Work required:
Please transcribe the data below in full. Omit any picture you find in it.

Extracted data:
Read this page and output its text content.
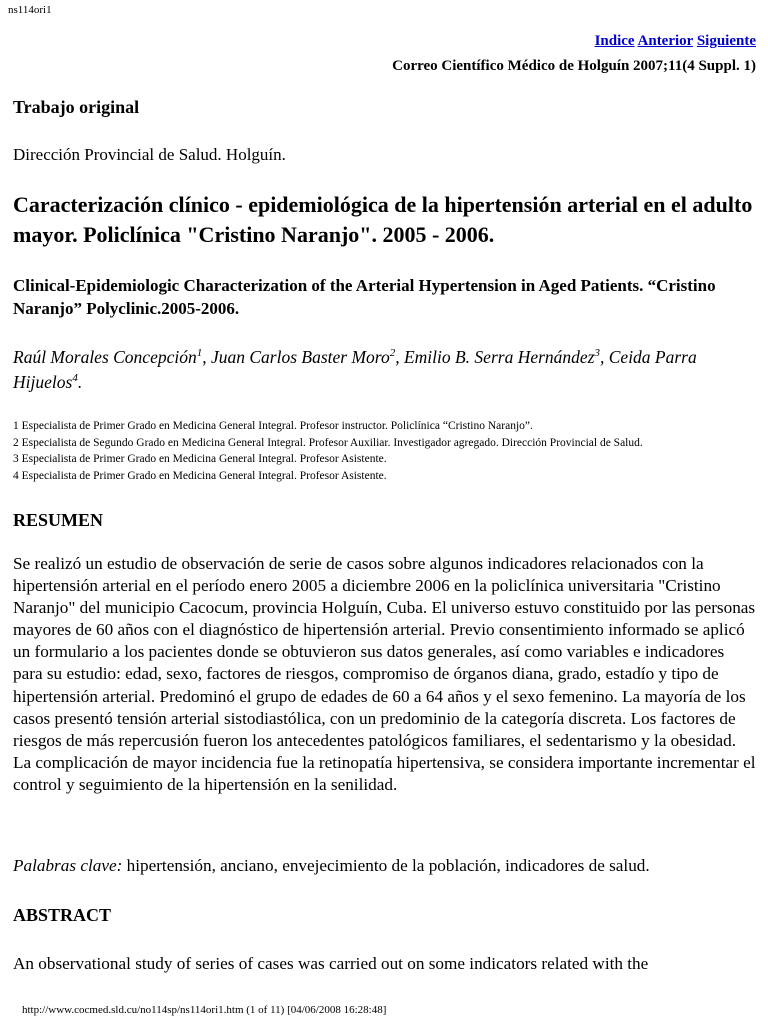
ns114ori1
Indice Anterior Siguiente
Correo Científico Médico de Holguín 2007;11(4 Suppl. 1)
Trabajo original
Dirección Provincial de Salud. Holguín.
Caracterización clínico - epidemiológica de la hipertensión arterial en el adulto mayor. Policlínica "Cristino Naranjo". 2005 - 2006.
Clinical-Epidemiologic Characterization of the Arterial Hypertension in Aged Patients. “Cristino Naranjo” Polyclinic.2005-2006.
Raúl Morales Concepción$^1$, Juan Carlos Baster Moro$^2$, Emilio B. Serra Hernández$^3$, Ceida Parra Hijuelos$^4$.
1 Especialista de Primer Grado en Medicina General Integral. Profesor instructor. Policlínica “Cristino Naranjo”.
2 Especialista de Segundo Grado en Medicina General Integral. Profesor Auxiliar. Investigador agregado. Dirección Provincial de Salud.
3 Especialista de Primer Grado en Medicina General Integral. Profesor Asistente.
4 Especialista de Primer Grado en Medicina General Integral. Profesor Asistente.
RESUMEN
Se realizó un estudio de observación de serie de casos sobre algunos indicadores relacionados con la hipertensión arterial en el período enero 2005 a diciembre 2006 en la policlínica universitaria "Cristino Naranjo" del municipio Cacocum, provincia Holguín, Cuba. El universo estuvo constituido por las personas mayores de 60 años con el diagnóstico de hipertensión arterial. Previo consentimiento informado se aplicó un formulario a los pacientes donde se obtuvieron sus datos generales, así como variables e indicadores para su estudio: edad, sexo, factores de riesgos, compromiso de órganos diana, grado, estadío y tipo de hipertensión arterial. Predominó el grupo de edades de 60 a 64 años y el sexo femenino. La mayoría de los casos presentó tensión arterial sistodiastólica, con un predominio de la categoría discreta. Los factores de riesgos de más repercusión fueron los antecedentes patológicos familiares, el sedentarismo y la obesidad. La complicación de mayor incidencia fue la retinopatía hipertensiva, se considera importante incrementar el control y seguimiento de la hipertensión en la senilidad.
Palabras clave: hipertensión, anciano, envejecimiento de la población, indicadores de salud.
ABSTRACT
An observational study of series of cases was carried out on some indicators related with the
http://www.cocmed.sld.cu/no114sp/ns114ori1.htm (1 of 11) [04/06/2008 16:28:48]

Completed exercise:
Read this page and output its text content.
ns114ori1
Indice Anterior Siguiente
Correo Científico Médico de Holguín 2007;11(4 Suppl. 1)
Trabajo original
Dirección Provincial de Salud. Holguín.
Caracterización clínico - epidemiológica de la hipertensión arterial en el adulto mayor. Policlínica "Cristino Naranjo". 2005 - 2006.
Clinical-Epidemiologic Characterization of the Arterial Hypertension in Aged Patients. “Cristino Naranjo” Polyclinic.2005-2006.
Raúl Morales Concepción$^1$, Juan Carlos Baster Moro$^2$, Emilio B. Serra Hernández$^3$, Ceida Parra Hijuelos$^4$.
1 Especialista de Primer Grado en Medicina General Integral. Profesor instructor. Policlínica “Cristino Naranjo”.
2 Especialista de Segundo Grado en Medicina General Integral. Profesor Auxiliar. Investigador agregado. Dirección Provincial de Salud.
3 Especialista de Primer Grado en Medicina General Integral. Profesor Asistente.
4 Especialista de Primer Grado en Medicina General Integral. Profesor Asistente.
RESUMEN
Se realizó un estudio de observación de serie de casos sobre algunos indicadores relacionados con la hipertensión arterial en el período enero 2005 a diciembre 2006 en la policlínica universitaria "Cristino Naranjo" del municipio Cacocum, provincia Holguín, Cuba. El universo estuvo constituido por las personas mayores de 60 años con el diagnóstico de hipertensión arterial. Previo consentimiento informado se aplicó un formulario a los pacientes donde se obtuvieron sus datos generales, así como variables e indicadores para su estudio: edad, sexo, factores de riesgos, compromiso de órganos diana, grado, estadío y tipo de hipertensión arterial. Predominó el grupo de edades de 60 a 64 años y el sexo femenino. La mayoría de los casos presentó tensión arterial sistodiastólica, con un predominio de la categoría discreta. Los factores de riesgos de más repercusión fueron los antecedentes patológicos familiares, el sedentarismo y la obesidad. La complicación de mayor incidencia fue la retinopatía hipertensiva, se considera importante incrementar el control y seguimiento de la hipertensión en la senilidad.
Palabras clave: hipertensión, anciano, envejecimiento de la población, indicadores de salud.
ABSTRACT
An observational study of series of cases was carried out on some indicators related with the
http://www.cocmed.sld.cu/no114sp/ns114ori1.htm (1 of 11) [04/06/2008 16:28:48]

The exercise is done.